### REQUIRED WORK
Write out, word for word, the part of the items from their first line through the line containing "taskbar-icon-z-app[interactable]: Z bbox=[532, 810, 576, 856]".

(Layout annotation items)
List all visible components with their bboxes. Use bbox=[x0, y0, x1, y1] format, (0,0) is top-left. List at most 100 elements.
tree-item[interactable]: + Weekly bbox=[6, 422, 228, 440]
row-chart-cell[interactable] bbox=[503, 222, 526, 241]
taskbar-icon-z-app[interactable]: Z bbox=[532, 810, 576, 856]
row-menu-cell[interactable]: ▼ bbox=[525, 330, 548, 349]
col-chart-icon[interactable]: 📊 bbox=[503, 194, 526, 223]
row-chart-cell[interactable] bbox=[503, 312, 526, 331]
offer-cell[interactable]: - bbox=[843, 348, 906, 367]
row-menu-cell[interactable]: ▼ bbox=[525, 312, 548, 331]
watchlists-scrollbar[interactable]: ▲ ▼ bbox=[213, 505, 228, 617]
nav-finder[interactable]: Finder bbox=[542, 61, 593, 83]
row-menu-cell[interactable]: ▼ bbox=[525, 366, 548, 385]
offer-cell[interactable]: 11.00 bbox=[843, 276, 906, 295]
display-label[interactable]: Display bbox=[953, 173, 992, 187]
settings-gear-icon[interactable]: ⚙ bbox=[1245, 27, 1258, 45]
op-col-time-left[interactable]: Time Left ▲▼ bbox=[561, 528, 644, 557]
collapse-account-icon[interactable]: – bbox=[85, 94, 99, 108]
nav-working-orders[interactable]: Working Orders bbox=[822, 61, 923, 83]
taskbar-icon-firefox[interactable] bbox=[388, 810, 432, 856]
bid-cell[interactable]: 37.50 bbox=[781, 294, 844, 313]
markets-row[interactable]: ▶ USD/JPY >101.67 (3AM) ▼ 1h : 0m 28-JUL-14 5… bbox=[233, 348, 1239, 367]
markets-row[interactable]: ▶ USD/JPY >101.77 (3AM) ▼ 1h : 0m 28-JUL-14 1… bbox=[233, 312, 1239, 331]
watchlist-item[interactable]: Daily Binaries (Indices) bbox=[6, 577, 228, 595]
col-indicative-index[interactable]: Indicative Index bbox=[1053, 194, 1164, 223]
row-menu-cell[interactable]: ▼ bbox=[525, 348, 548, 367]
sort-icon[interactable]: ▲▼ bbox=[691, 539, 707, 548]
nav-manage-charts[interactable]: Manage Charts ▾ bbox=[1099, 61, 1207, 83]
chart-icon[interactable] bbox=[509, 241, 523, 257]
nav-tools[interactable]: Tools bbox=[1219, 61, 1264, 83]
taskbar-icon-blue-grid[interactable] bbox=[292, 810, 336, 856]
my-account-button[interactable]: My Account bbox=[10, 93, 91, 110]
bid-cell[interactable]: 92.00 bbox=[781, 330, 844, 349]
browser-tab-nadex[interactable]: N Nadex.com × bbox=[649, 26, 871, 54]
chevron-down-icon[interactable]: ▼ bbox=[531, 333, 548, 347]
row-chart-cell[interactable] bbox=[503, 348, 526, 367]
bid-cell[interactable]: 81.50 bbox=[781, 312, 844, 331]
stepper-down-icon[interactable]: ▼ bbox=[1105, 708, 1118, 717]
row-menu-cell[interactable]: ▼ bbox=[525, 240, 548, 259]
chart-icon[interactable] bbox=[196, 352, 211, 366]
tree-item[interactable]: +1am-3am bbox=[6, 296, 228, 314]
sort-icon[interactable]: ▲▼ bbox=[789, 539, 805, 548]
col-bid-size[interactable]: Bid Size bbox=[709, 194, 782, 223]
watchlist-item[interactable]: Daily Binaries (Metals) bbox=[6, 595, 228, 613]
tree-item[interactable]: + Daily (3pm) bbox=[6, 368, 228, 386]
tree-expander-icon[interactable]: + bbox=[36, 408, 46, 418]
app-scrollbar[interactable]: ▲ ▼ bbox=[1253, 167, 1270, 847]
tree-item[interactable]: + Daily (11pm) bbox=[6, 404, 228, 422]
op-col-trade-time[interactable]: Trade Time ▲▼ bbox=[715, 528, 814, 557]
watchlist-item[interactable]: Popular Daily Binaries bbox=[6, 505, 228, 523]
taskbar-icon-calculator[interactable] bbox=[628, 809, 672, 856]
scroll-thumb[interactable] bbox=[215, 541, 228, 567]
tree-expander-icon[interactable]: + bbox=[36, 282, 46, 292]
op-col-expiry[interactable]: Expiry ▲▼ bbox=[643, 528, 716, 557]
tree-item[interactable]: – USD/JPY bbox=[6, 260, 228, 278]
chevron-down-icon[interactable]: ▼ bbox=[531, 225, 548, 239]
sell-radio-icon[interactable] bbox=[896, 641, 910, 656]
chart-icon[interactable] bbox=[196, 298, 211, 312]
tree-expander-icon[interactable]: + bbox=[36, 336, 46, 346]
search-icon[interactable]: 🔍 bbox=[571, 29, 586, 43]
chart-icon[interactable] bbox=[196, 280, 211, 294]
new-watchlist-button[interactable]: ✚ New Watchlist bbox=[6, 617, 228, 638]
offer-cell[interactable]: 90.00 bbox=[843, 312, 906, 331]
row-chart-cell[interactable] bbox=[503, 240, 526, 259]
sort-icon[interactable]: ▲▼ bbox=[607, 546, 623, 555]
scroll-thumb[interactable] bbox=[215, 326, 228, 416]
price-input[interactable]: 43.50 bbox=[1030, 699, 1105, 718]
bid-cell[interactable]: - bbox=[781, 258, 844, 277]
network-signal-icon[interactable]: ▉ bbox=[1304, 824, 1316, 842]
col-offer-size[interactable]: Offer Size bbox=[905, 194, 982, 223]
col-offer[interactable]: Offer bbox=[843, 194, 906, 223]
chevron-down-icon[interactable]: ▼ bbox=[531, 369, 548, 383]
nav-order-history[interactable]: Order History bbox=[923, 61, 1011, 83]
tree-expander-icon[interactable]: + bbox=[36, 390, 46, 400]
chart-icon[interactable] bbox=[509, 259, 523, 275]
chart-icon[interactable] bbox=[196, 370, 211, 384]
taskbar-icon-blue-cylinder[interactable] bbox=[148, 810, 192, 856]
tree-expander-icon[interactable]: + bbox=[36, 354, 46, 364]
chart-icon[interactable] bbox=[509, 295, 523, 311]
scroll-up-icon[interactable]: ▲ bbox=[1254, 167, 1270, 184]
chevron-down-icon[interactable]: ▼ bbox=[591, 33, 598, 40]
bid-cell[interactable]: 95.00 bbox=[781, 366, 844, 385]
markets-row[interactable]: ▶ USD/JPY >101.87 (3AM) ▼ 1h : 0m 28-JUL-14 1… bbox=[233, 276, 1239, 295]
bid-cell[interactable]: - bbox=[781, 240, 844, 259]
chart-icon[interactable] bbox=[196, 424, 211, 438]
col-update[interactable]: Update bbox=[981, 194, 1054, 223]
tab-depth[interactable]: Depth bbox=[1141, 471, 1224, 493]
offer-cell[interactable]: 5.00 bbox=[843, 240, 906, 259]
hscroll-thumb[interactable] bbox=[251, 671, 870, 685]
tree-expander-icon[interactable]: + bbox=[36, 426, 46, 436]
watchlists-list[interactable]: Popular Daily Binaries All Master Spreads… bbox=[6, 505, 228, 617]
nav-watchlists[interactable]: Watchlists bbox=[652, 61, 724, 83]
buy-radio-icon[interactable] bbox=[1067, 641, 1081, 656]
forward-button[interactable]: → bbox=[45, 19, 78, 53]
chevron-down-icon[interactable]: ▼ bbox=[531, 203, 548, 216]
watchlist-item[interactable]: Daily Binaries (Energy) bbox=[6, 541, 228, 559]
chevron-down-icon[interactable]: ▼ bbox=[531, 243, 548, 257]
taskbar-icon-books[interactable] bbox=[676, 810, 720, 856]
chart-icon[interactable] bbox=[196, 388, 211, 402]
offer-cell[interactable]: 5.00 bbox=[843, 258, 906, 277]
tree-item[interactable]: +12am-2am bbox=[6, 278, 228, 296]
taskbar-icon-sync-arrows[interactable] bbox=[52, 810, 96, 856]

### RESULT OF THE TASK
List all visible components with their bboxes. Use bbox=[x0, y0, x1, y1] format, (0,0) is top-left. List at most 100 elements.
tree-item[interactable]: + Weekly bbox=[6, 422, 228, 440]
row-chart-cell[interactable] bbox=[503, 222, 526, 241]
taskbar-icon-z-app[interactable]: Z bbox=[532, 810, 576, 856]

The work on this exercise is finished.